• _Stated task A_
According to the article on the Climatic Research Unit director, why has Phil Jones decided to step aside from the Director's role during the independent review?
• _Stated task B_
Answer these questions from the article on the Climatic Research Unit director:
(i) Which institution posted the statement announcing the change?
(ii) On whose behalf does Matt Dempsey speak?
(iii) From whom does Inhofe plan to request a hearing?
• _Stated task C_
Resume the article on the Climatic Research Unit director, picking up after its final sentence.

-- Begin Article --

The director of the embattled Climatic Research Unit (CRU) in the United Kingdom is stepping down pending an investigation into allegations that he overstated the case for man-made climate change.

 

In a statement posted to its Web site, the University of East Anglia says Phil Jones will relinquish his position until the completion of an independent review into allegations that he worked to alter the way in which global temperature data was presented.

 

Professor Jones said, “What is most important is that CRU continues its world leading research with as little interruption and diversion as possible. After a good deal of consideration I have decided that the best way to achieve this is by stepping aside from the Director’s role during the course of the independent review and am grateful to the University for agreeing to this. The Review process will have my full support.”

 

Details of the independent review will be releasd in the next few days, according to the statement.

 

Matt Dempsey, spokesman for Sen. Jim Inhofe, R-Okla., thinks more is still to come from the scandal coming to be known as Climategate. “It certainly shows that there’s more to the investigation and there’s more to come, and we’re only at the beginning stages of learning about climate-gate,” he told FoxNews.com.

 

Dempsey added that Inhofe plans to request a hearing on the topic formally from Enivornment and Public Works Committee Chairwoman Barbara Boxer in a letter later today.

-- End Article --
-- Begin Material supplied --

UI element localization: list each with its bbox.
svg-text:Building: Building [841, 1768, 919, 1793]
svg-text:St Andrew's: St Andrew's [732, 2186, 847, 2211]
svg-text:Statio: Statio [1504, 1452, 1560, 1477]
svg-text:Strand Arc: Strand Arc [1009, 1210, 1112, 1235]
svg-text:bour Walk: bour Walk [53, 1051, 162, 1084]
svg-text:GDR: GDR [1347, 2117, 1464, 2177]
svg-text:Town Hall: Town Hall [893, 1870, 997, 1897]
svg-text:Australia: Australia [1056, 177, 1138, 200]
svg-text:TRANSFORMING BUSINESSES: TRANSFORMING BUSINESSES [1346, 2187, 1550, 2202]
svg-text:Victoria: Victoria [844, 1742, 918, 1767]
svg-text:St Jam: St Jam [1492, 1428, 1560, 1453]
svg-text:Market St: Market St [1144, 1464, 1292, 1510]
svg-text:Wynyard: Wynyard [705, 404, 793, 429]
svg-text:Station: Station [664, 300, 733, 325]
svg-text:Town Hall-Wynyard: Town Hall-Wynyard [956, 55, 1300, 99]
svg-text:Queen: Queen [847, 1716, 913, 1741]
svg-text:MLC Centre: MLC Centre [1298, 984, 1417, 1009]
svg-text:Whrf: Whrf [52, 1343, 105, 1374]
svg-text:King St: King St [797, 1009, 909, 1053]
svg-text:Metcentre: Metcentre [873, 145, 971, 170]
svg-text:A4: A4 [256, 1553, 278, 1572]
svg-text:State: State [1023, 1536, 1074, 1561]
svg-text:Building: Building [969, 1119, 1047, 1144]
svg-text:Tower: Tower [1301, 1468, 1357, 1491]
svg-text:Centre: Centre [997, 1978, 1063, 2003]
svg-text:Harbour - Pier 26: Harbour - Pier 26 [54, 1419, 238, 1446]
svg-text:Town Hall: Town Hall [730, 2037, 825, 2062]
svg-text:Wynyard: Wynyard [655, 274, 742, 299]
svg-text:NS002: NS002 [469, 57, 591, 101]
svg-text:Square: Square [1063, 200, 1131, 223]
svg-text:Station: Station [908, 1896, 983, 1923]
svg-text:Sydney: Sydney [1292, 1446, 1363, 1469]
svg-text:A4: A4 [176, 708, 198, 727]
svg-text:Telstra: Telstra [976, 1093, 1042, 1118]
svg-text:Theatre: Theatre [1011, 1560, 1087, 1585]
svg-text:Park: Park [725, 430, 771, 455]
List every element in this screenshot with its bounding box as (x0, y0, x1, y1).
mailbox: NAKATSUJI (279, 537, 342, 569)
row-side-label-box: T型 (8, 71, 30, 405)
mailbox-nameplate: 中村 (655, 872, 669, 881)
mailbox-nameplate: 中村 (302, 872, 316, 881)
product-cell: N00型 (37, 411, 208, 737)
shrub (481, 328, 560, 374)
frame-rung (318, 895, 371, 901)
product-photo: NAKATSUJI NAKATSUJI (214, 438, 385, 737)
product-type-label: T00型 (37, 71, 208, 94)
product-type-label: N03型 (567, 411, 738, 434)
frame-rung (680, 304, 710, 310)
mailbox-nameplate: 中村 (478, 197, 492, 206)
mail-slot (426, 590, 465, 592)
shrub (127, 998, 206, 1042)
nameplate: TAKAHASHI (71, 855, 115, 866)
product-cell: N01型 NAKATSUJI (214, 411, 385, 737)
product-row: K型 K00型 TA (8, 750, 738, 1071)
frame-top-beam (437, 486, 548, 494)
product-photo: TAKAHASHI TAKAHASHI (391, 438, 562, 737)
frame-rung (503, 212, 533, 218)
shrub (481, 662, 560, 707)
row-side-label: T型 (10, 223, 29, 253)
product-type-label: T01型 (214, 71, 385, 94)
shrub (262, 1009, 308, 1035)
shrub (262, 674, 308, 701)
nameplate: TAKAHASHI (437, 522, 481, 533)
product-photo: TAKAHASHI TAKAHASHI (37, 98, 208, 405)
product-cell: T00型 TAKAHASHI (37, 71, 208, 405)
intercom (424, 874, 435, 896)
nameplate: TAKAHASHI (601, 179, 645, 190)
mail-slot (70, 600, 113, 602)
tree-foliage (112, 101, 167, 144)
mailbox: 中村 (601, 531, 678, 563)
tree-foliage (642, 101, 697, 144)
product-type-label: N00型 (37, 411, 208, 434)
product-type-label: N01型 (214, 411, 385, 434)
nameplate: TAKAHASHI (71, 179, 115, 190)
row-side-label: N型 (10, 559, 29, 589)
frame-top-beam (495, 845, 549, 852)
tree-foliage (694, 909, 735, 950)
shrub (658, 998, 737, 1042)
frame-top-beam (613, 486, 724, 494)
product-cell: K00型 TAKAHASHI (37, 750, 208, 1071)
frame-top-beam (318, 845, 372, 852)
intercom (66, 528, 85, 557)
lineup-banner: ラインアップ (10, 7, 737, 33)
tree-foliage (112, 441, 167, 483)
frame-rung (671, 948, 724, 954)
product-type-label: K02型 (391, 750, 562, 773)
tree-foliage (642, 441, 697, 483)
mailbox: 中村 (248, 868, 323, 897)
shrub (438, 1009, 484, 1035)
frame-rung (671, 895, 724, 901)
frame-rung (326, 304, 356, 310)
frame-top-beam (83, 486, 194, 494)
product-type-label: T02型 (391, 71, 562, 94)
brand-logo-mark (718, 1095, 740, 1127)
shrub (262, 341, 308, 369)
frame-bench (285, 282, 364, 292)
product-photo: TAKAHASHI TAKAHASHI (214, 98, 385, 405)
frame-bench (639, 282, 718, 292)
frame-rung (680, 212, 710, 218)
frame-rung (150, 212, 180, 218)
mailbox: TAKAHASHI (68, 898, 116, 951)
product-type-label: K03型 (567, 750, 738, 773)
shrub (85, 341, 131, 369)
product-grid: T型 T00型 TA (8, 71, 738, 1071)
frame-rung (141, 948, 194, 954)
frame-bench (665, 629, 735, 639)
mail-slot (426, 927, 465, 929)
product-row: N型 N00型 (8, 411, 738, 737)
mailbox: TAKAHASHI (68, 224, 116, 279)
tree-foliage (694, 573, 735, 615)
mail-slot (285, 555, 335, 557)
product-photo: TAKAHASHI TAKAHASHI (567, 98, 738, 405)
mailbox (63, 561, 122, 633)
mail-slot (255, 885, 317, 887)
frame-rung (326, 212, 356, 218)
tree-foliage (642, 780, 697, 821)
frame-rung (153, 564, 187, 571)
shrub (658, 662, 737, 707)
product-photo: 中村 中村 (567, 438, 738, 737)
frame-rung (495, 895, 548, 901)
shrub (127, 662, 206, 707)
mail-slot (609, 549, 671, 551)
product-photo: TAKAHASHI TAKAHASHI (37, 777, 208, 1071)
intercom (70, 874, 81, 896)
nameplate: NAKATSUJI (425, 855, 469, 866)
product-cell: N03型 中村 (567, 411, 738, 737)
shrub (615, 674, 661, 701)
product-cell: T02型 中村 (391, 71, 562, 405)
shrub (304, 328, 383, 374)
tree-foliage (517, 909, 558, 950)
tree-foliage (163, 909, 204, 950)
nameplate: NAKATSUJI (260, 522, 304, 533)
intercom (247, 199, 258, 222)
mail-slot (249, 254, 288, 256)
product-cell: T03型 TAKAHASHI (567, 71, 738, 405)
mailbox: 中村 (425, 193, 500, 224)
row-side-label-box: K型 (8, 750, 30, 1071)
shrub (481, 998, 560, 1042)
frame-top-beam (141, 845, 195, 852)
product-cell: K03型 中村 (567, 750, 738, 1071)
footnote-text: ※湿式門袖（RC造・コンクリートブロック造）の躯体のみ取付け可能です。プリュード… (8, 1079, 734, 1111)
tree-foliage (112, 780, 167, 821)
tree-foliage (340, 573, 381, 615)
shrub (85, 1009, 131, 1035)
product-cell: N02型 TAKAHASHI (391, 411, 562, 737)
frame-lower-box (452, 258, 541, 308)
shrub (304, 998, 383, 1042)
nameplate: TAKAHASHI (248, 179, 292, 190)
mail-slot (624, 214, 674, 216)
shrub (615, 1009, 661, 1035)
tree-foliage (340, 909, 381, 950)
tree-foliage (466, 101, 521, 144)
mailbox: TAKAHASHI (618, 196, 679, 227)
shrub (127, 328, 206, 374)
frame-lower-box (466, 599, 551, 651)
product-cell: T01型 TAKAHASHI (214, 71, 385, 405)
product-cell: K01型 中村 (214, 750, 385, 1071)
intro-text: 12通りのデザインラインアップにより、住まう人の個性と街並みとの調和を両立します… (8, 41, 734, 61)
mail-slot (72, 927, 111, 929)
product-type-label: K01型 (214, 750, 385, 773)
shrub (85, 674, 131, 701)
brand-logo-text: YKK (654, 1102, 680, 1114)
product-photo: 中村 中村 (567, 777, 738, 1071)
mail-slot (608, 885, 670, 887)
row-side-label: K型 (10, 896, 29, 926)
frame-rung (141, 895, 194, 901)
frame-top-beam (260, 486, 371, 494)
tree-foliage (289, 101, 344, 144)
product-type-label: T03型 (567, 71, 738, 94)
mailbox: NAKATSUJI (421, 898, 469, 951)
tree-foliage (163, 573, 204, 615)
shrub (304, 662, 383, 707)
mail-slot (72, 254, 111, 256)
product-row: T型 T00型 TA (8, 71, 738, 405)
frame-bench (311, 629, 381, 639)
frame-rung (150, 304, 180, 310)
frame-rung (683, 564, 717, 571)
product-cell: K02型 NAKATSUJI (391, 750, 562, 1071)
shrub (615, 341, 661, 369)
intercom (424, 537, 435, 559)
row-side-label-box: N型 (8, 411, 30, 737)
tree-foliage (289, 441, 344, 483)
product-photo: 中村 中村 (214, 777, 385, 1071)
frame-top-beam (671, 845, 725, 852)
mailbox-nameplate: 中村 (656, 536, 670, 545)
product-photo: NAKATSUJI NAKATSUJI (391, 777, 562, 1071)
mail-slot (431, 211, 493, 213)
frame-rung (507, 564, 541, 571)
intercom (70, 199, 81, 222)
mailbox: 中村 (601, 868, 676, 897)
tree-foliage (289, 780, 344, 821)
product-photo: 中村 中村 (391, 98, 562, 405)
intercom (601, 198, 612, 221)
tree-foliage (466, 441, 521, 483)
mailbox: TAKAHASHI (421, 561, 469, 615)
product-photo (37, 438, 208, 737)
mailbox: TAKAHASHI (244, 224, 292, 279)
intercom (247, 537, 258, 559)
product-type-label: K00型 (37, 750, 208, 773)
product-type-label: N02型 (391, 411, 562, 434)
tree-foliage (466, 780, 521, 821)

-- End Material supplied --

• _Exercise response A_
He stated that what matters most is that the unit continues its world-leading research with as little interruption and diversion as possible. After considerable deliberation, he concluded that stepping aside during the independent review was the best way to achieve that.

• _Exercise response B_
(i) The University of East Anglia
(ii) Sen. Jim Inhofe, R-Okla.
(iii) Committee Chairwoman Barbara Boxer

• _Exercise response C_
 

Jones’s biography page, published on the CRU’s servers, notes his research interest “in instrumental climate change, palæoclimatology, detection of climate change and the extension of riverflow records in the UK using long rainfall records. I am principally known for the time series of hemispheric and global surface temperatures, which I update on a monthly basis. I have numerous research papers over the last 20 years and these are available in the CRU Publications List.”

 

The controversy spun from a collection of e-mails stolen from the CRU and leaked onto the Internet. The e-mails were seized upon by some skeptics of man-made climate change as proof that scientists are manipulating the data about its extent. And the trustworthiness of the scientific community’s global warming data pool is being called into question as the scandal over doctored data continues to unfold.

 

The loss of the data prevents other scientists from checking it to determine whether, in fact, there has been a long-term rise in global temperatures during the past century and a half.

 

“They are making scientific progress more difficult now,” says Willie Soon, a physicist, astronomer and climate researcher at the solar and stellar physics division of the Harvard University-Smithsonian Center for Astrophysics. “This is a shameful, dark day for science,” he said in an interview with FoxNews.com.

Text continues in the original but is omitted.